▶ Instructions for the task
Pull out every line with the word "partida" from the entries below.

▶ Data items
━━━━

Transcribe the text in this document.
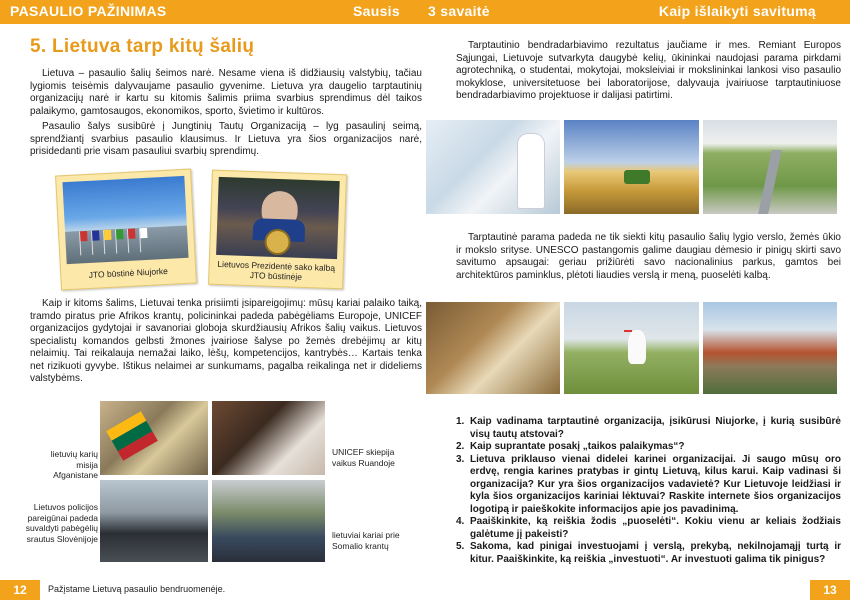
PASAULIO PAŽINIMAS	Sausis 3 savaitė	Kaip išlaikyti savitumą
5. Lietuva tarp kitų šalių

Lietuva – pasaulio šalių šeimos narė. Nesame viena iš didžiausių valstybių, tačiau lygiomis teisėmis dalyvaujame pasaulio gyvenime. Lietuva yra daugelio tarptautinių organizacijų narė ir kartu su kitomis šalimis priima svarbius sprendimus dėl taikos palaikymo, gamtosaugos, ekonomikos, sporto, švietimo ir kultūros.

Pasaulio šalys susibūrė į Jungtinių Tautų Organizaciją – lyg pasaulinį seimą, sprendžiantį svarbius pasaulio klausimus. Ir Lietuva yra šios organizacijos narė, prisidedanti prie visam pasauliui svarbių sprendimų.

JTO būstinė Niujorke	Lietuvos Prezidentė sako kalbą JTO būstinėje

Kaip ir kitoms šalims, Lietuvai tenka prisiimti įsipareigojimų: mūsų kariai palaiko taiką, tramdo piratus prie Afrikos krantų, policininkai padeda pabėgėliams Europoje, UNICEF organizacijos gydytojai ir savanoriai globoja skurdžiausių Afrikos šalių vaikus. Lietuvos specialistų komandos gelbsti žmones įvairiose šalyse po žemės drebėjimų ar kitų nelaimių. Tai reikalauja nemažai laiko, lėšų, kompetencijos, kantrybės… Kartais tenka net rizikuoti gyvybe. Ištikus nelaimei ar sunkumams, pagalba reikalinga net ir dideliems valstybėms.

lietuvių karių misija Afganistane
UNICEF skiepija vaikus Ruandoje
Lietuvos policijos pareigūnai padeda suvaldyti pabėgėlių srautus Slovėnijoje	lietuviai kariai prie Somalio krantų

Tarptautinio bendradarbiavimo rezultatus jaučiame ir mes. Remiant Europos Sąjungai, Lietuvoje sutvarkyta daugybė kelių, ūkininkai naudojasi parama pirkdami agrotechniką, o studentai, mokytojai, moksleiviai ir mokslininkai lankosi viso pasaulio mokyklose, universitetuose bei laboratorijose, dalyvauja įvairiuose tarptautiniuose bendradarbiavimo projektuose ir dalijasi patirtimi.

Tarptautinė parama padeda ne tik siekti kitų pasaulio šalių lygio verslo, žemės ūkio ir mokslo srityse. UNESCO pastangomis galime daugiau dėmesio ir pinigų skirti savo savitumo apsaugai: geriau prižiūrėti savo nacionalinius parkus, gamtos bei architektūros paminklus, plėtoti liaudies verslą ir meną, puoselėti kalbą.

1. Kaip vadinama tarptautinė organizacija, įsikūrusi Niujorke, į kurią susibūrė visų tautų atstovai?
2. Kaip suprantate posakį „taikos palaikymas“?
3. Lietuva priklauso vienai didelei karinei organizacijai. Ji saugo mūsų oro erdvę, rengia karines pratybas ir gintų Lietuvą, kilus karui. Kaip vadinasi ši organizacija? Kur yra šios organizacijos vadavietė? Kur Lietuvoje leidžiasi ir kyla šios organizacijos kariniai lėktuvai? Raskite internete šios organizacijos logotipą ir paieškokite informacijos apie jos pavadinimą.
4. Paaiškinkite, ką reiškia žodis „puoselėti“. Kokiu vienu ar keliais žodžiais galėtume jį pakeisti?
5. Sakoma, kad pinigai investuojami į verslą, prekybą, nekilnojamąjį turtą ir kitur. Paaiškinkite, ką reiškia „investuoti“. Ar investuoti galima tik pinigus?
12	Pažįstame Lietuvą pasaulio bendruomenėje.	13
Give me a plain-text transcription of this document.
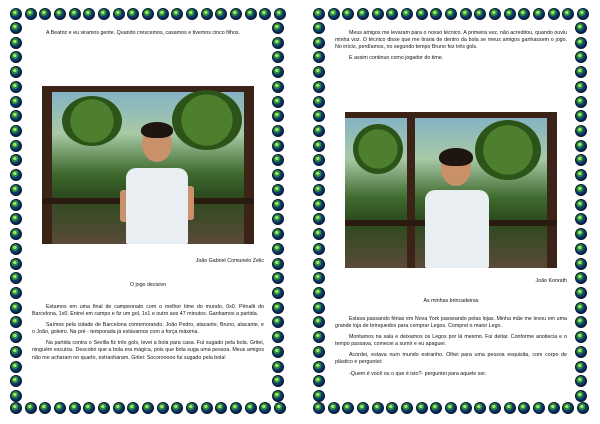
A Beatriz e eu viramos gente. Quando crescemos, casamos e tivemos cinco filhos.

João Gabriel Comunelo Zelic

O jogo decisivo

Estamos em uma final de campeonato com o melhor time do mundo, 0x0. Pênalti do Barcelona, 1x0. Entrei em campo e fiz um gol, 1x1 e outro aos 47 minutos. Ganhamos a partida.

Saímos pela cidade de Barcelona comemorando, João Pedro, atacante, Bruno, atacante, e o João, goleiro. Na pré - temporada já estávamos com a força máxima.

Na partida contra o Sevilla fiz três gols, levei a bola para casa. Fui sugado pela bola. Gritei, ninguém escutou. Descobri que a bola era mágica, pois que bola suga uma pessoa. Meus amigos não me acharam no quarto, estranharam. Gritei: Socorooooo fui sugado pela bola!

Meus amigos me levaram para o nosso técnico. A primeira vez, não acreditou, quando ouviu minha voz. O técnico disse que me tiraria de dentro da bola se meus amigos ganhassem o jogo. No início, perdíamos, no segundo tempo Bruno fez três gols.

E assim continuo como jogador do time.

João Konrath

As minhas brincadeiras

Estava passando férias em Nova York passeando pelas lojas. Minha mãe me levou em uma grande loja de brinquedos para comprar Legos. Comprei o maior Lego.

Montamos na sala e deixamos os Legos por lá mesmo. Fui deitar. Conforme anoitecia e o tempo passava, comecei a sumir e eu apaguei.

Acordei, estava num mundo estranho. Olhei para uma pessoa esquisita, com corpo de plástico e perguntei:

-Quem é você ou o que é isto?- perguntei para aquele ser.
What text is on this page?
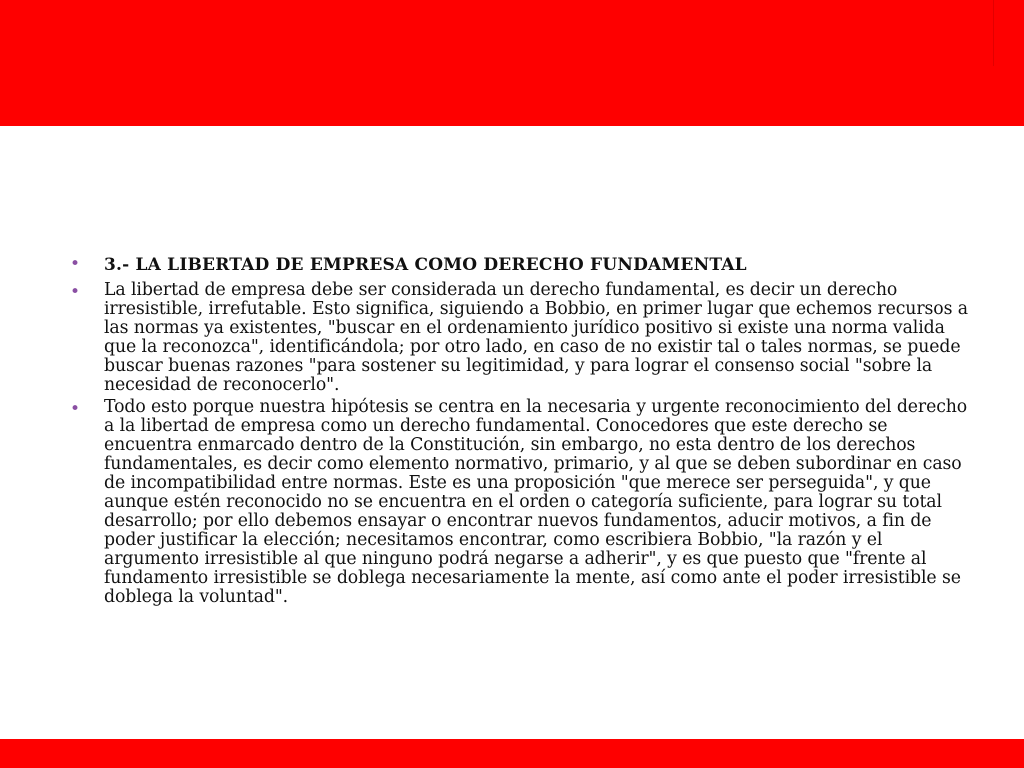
• 3.- LA LIBERTAD DE EMPRESA COMO DERECHO FUNDAMENTAL
• La libertad de empresa debe ser considerada un derecho fundamental, es decir un derecho irresistible, irrefutable. Esto significa, siguiendo a Bobbio, en primer lugar que echemos recursos a las normas ya existentes, "buscar en el ordenamiento jurídico positivo si existe una norma valida que la reconozca", identificándola; por otro lado, en caso de no existir tal o tales normas, se puede buscar buenas razones "para sostener su legitimidad, y para lograr el consenso social "sobre la necesidad de reconocerlo".
• Todo esto porque nuestra hipótesis se centra en la necesaria y urgente reconocimiento del derecho a la libertad de empresa como un derecho fundamental. Conocedores que este derecho se encuentra enmarcado dentro de la Constitución, sin embargo, no esta dentro de los derechos fundamentales, es decir como elemento normativo, primario, y al que se deben subordinar en caso de incompatibilidad entre normas. Este es una proposición "que merece ser perseguida", y que aunque estén reconocido no se encuentra en el orden o categoría suficiente, para lograr su total desarrollo; por ello debemos ensayar o encontrar nuevos fundamentos, aducir motivos, a fin de poder justificar la elección; necesitamos encontrar, como escribiera Bobbio, "la razón y el argumento irresistible al que ninguno podrá negarse a adherir", y es que puesto que "frente al fundamento irresistible se doblega necesariamente la mente, así como ante el poder irresistible se doblega la voluntad".
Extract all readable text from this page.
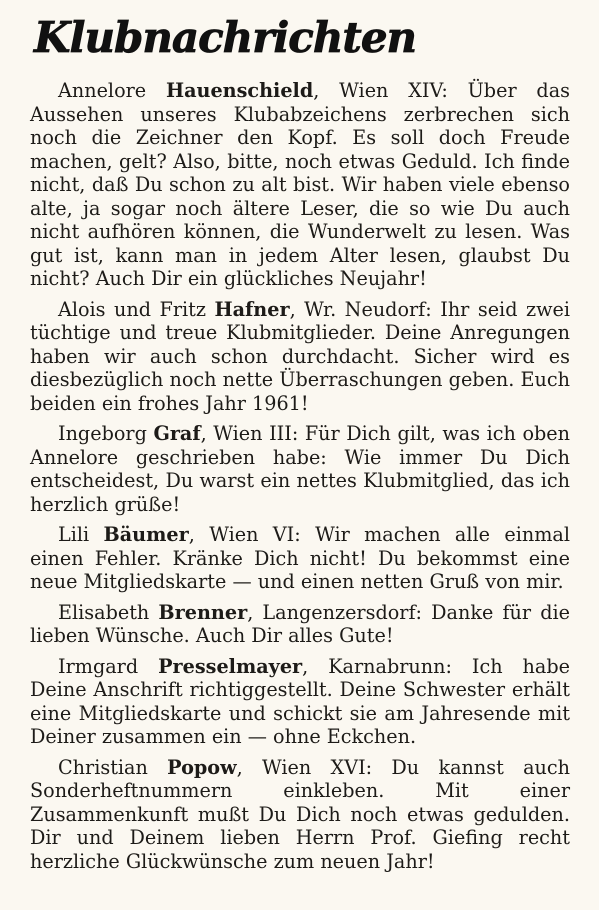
Klubnachrichten

Annelore Hauenschield, Wien XIV: Über das Aussehen unseres Klubabzeichens zerbrechen sich noch die Zeichner den Kopf. Es soll doch Freude machen, gelt? Also, bitte, noch etwas Geduld. Ich finde nicht, daß Du schon zu alt bist. Wir haben viele ebenso alte, ja sogar noch ältere Leser, die so wie Du auch nicht aufhören können, die Wunderwelt zu lesen. Was gut ist, kann man in jedem Alter lesen, glaubst Du nicht? Auch Dir ein glückliches Neujahr!

Alois und Fritz Hafner, Wr. Neudorf: Ihr seid zwei tüchtige und treue Klubmitglieder. Deine Anregungen haben wir auch schon durchdacht. Sicher wird es diesbezüglich noch nette Überraschungen geben. Euch beiden ein frohes Jahr 1961!

Ingeborg Graf, Wien III: Für Dich gilt, was ich oben Annelore geschrieben habe: Wie immer Du Dich entscheidest, Du warst ein nettes Klubmitglied, das ich herzlich grüße!

Lili Bäumer, Wien VI: Wir machen alle einmal einen Fehler. Kränke Dich nicht! Du bekommst eine neue Mitgliedskarte — und einen netten Gruß von mir.

Elisabeth Brenner, Langenzersdorf: Danke für die lieben Wünsche. Auch Dir alles Gute!

Irmgard Presselmayer, Karnabrunn: Ich habe Deine Anschrift richtiggestellt. Deine Schwester erhält eine Mitgliedskarte und schickt sie am Jahresende mit Deiner zusammen ein — ohne Eckchen.

Christian Popow, Wien XVI: Du kannst auch Sonderheftnummern einkleben. Mit einer Zusammenkunft mußt Du Dich noch etwas gedulden. Dir und Deinem lieben Herrn Prof. Giefing recht herzliche Glückwünsche zum neuen Jahr!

━━━━

▶ Output of the task
Estamos em uma final de campeonato com o melhor time do mundo, 0x0. Pênalti do Barcelona, 1x0. Entrei em campo e fiz um gol, 1x1 e outro aos 47 minutos. Ganhamos a partida.
Na partida contra o Sevilla fiz três gols, levei a bola para casa. Fui sugado pela bola. Gritei, ninguém escutou. Descobri que a bola era mágica, pois que bola suga uma pessoa. Meus amigos não me acharam no quarto, estranharam. Gritei: Socorooooo fui sugado pela bola!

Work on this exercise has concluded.